Extracted records
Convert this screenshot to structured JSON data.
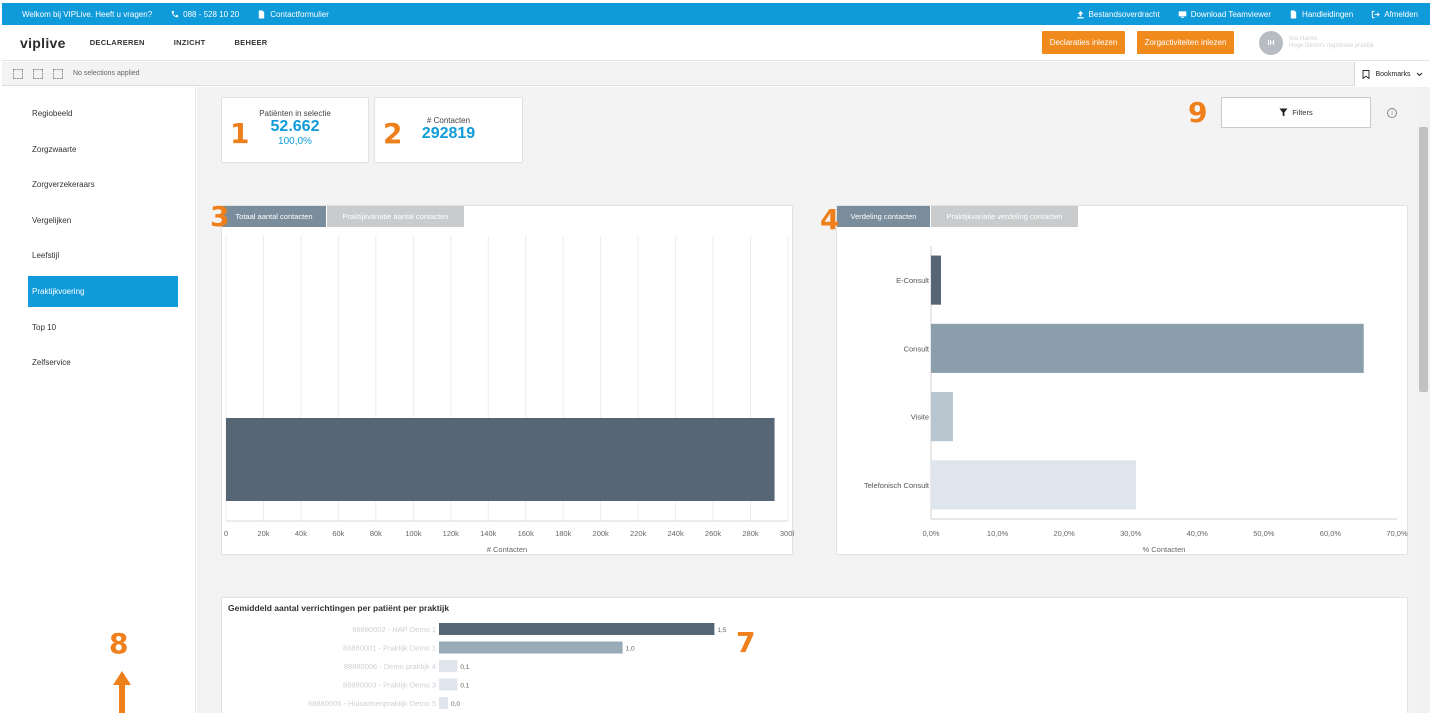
{
  "infobar": {
    "welcome": "Welkom bij VIPLive. Heeft u vragen?",
    "phone": "088 - 528 10 20",
    "contact": "Contactformulier",
    "transfer": "Bestandsoverdracht",
    "teamviewer": "Download Teamviewer",
    "manuals": "Handleidingen",
    "logout": "Afmelden"
  },
  "nav": {
    "logo": "viplive",
    "links": [
      "DECLAREREN",
      "INZICHT",
      "BEHEER"
    ],
    "btn_declaraties": "Declaraties inlezen",
    "btn_zorgactiviteiten": "Zorgactiviteiten inlezen",
    "avatar_initials": "IH",
    "user_line1": "Ilse Harms",
    "user_line2": "Hoge Demo's registratie praktijk"
  },
  "selbar": {
    "no_selections": "No selections applied",
    "bookmarks": "Bookmarks"
  },
  "sidebar": {
    "items": [
      "Regiobeeld",
      "Zorgzwaarte",
      "Zorgverzekeraars",
      "Vergelijken",
      "Leefstijl",
      "Praktijkvoering",
      "Top 10",
      "Zelfservice"
    ],
    "active_index": 5
  },
  "kpi": {
    "patients_label": "Patiënten in selectie",
    "patients_value": "52.662",
    "patients_pct": "100,0%",
    "contacts_label": "# Contacten",
    "contacts_value": "292819"
  },
  "filters_label": "Filters",
  "info_symbol": "i",
  "annotations": [
    "1",
    "2",
    "3",
    "4",
    "7",
    "8",
    "9"
  ],
  "chart1": {
    "tab_active": "Totaal aantal contacten",
    "tab_inactive": "Praktijkvariatie aantal contacten"
  },
  "chart2": {
    "tab_active": "Verdeling contacten",
    "tab_inactive": "Praktijkvariatie verdeling contacten"
  },
  "chart3": {
    "title": "Gemiddeld aantal verrichtingen per patiënt per praktijk"
  },
  "chart_data": [
    {
      "type": "bar",
      "orientation": "horizontal",
      "categories": [
        ""
      ],
      "values": [
        292819
      ],
      "xlabel": "# Contacten",
      "xlim": [
        0,
        300000
      ],
      "ticks": [
        "0",
        "20k",
        "40k",
        "60k",
        "80k",
        "100k",
        "120k",
        "140k",
        "160k",
        "180k",
        "200k",
        "220k",
        "240k",
        "260k",
        "280k",
        "300k"
      ],
      "color": "#566675",
      "grid": true
    },
    {
      "type": "bar",
      "orientation": "horizontal",
      "categories": [
        "E-Consult",
        "Consult",
        "Visite",
        "Telefonisch Consult"
      ],
      "values": [
        1.5,
        65.0,
        3.3,
        30.8
      ],
      "xlabel": "% Contacten",
      "xlim": [
        0,
        70
      ],
      "ticks": [
        "0,0%",
        "10,0%",
        "20,0%",
        "30,0%",
        "40,0%",
        "50,0%",
        "60,0%",
        "70,0%"
      ],
      "colors": [
        "#566675",
        "#8a9eac",
        "#b9c6d0",
        "#dfe5ec"
      ],
      "grid": false
    },
    {
      "type": "bar",
      "orientation": "horizontal",
      "categories": [
        "88880002 - HAP Demo 1",
        "88880001 - Praktijk Demo 1",
        "88880006 - Demo praktijk 4",
        "88880003 - Praktijk Demo 3",
        "88880005 - Huisartsenpraktijk Demo 5"
      ],
      "values": [
        1.5,
        1.0,
        0.1,
        0.1,
        0.0
      ],
      "labels": [
        "1,5",
        "1,0",
        "0,1",
        "0,1",
        "0,0"
      ],
      "xlim": [
        0,
        2.5
      ],
      "colors": [
        "#566675",
        "#9aabb8",
        "#dfe5ec",
        "#dfe5ec",
        "#dfe5ec"
      ]
    }
  ]
}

▸ Your task: Word for word and without any pictures, return all of the lines above.

▸ Response below:
Convert this screenshot to structured JSON data.
{
  "infobar": {
    "welcome": "Welkom bij VIPLive. Heeft u vragen?",
    "phone": "088 - 528 10 20",
    "contact": "Contactformulier",
    "transfer": "Bestandsoverdracht",
    "teamviewer": "Download Teamviewer",
    "manuals": "Handleidingen",
    "logout": "Afmelden"
  },
  "nav": {
    "logo": "viplive",
    "links": [
      "DECLAREREN",
      "INZICHT",
      "BEHEER"
    ],
    "btn_declaraties": "Declaraties inlezen",
    "btn_zorgactiviteiten": "Zorgactiviteiten inlezen",
    "avatar_initials": "IH",
    "user_line1": "Ilse Harms",
    "user_line2": "Hoge Demo's registratie praktijk"
  },
  "selbar": {
    "no_selections": "No selections applied",
    "bookmarks": "Bookmarks"
  },
  "sidebar": {
    "items": [
      "Regiobeeld",
      "Zorgzwaarte",
      "Zorgverzekeraars",
      "Vergelijken",
      "Leefstijl",
      "Praktijkvoering",
      "Top 10",
      "Zelfservice"
    ],
    "active_index": 5
  },
  "kpi": {
    "patients_label": "Patiënten in selectie",
    "patients_value": "52.662",
    "patients_pct": "100,0%",
    "contacts_label": "# Contacten",
    "contacts_value": "292819"
  },
  "filters_label": "Filters",
  "info_symbol": "i",
  "annotations": [
    "1",
    "2",
    "3",
    "4",
    "7",
    "8",
    "9"
  ],
  "chart1": {
    "tab_active": "Totaal aantal contacten",
    "tab_inactive": "Praktijkvariatie aantal contacten"
  },
  "chart2": {
    "tab_active": "Verdeling contacten",
    "tab_inactive": "Praktijkvariatie verdeling contacten"
  },
  "chart3": {
    "title": "Gemiddeld aantal verrichtingen per patiënt per praktijk"
  },
  "chart_data": [
    {
      "type": "bar",
      "orientation": "horizontal",
      "categories": [
        ""
      ],
      "values": [
        292819
      ],
      "xlabel": "# Contacten",
      "xlim": [
        0,
        300000
      ],
      "ticks": [
        "0",
        "20k",
        "40k",
        "60k",
        "80k",
        "100k",
        "120k",
        "140k",
        "160k",
        "180k",
        "200k",
        "220k",
        "240k",
        "260k",
        "280k",
        "300k"
      ],
      "color": "#566675",
      "grid": true
    },
    {
      "type": "bar",
      "orientation": "horizontal",
      "categories": [
        "E-Consult",
        "Consult",
        "Visite",
        "Telefonisch Consult"
      ],
      "values": [
        1.5,
        65.0,
        3.3,
        30.8
      ],
      "xlabel": "% Contacten",
      "xlim": [
        0,
        70
      ],
      "ticks": [
        "0,0%",
        "10,0%",
        "20,0%",
        "30,0%",
        "40,0%",
        "50,0%",
        "60,0%",
        "70,0%"
      ],
      "colors": [
        "#566675",
        "#8a9eac",
        "#b9c6d0",
        "#dfe5ec"
      ],
      "grid": false
    },
    {
      "type": "bar",
      "orientation": "horizontal",
      "categories": [
        "88880002 - HAP Demo 1",
        "88880001 - Praktijk Demo 1",
        "88880006 - Demo praktijk 4",
        "88880003 - Praktijk Demo 3",
        "88880005 - Huisartsenpraktijk Demo 5"
      ],
      "values": [
        1.5,
        1.0,
        0.1,
        0.1,
        0.0
      ],
      "labels": [
        "1,5",
        "1,0",
        "0,1",
        "0,1",
        "0,0"
      ],
      "xlim": [
        0,
        2.5
      ],
      "colors": [
        "#566675",
        "#9aabb8",
        "#dfe5ec",
        "#dfe5ec",
        "#dfe5ec"
      ]
    }
  ]
}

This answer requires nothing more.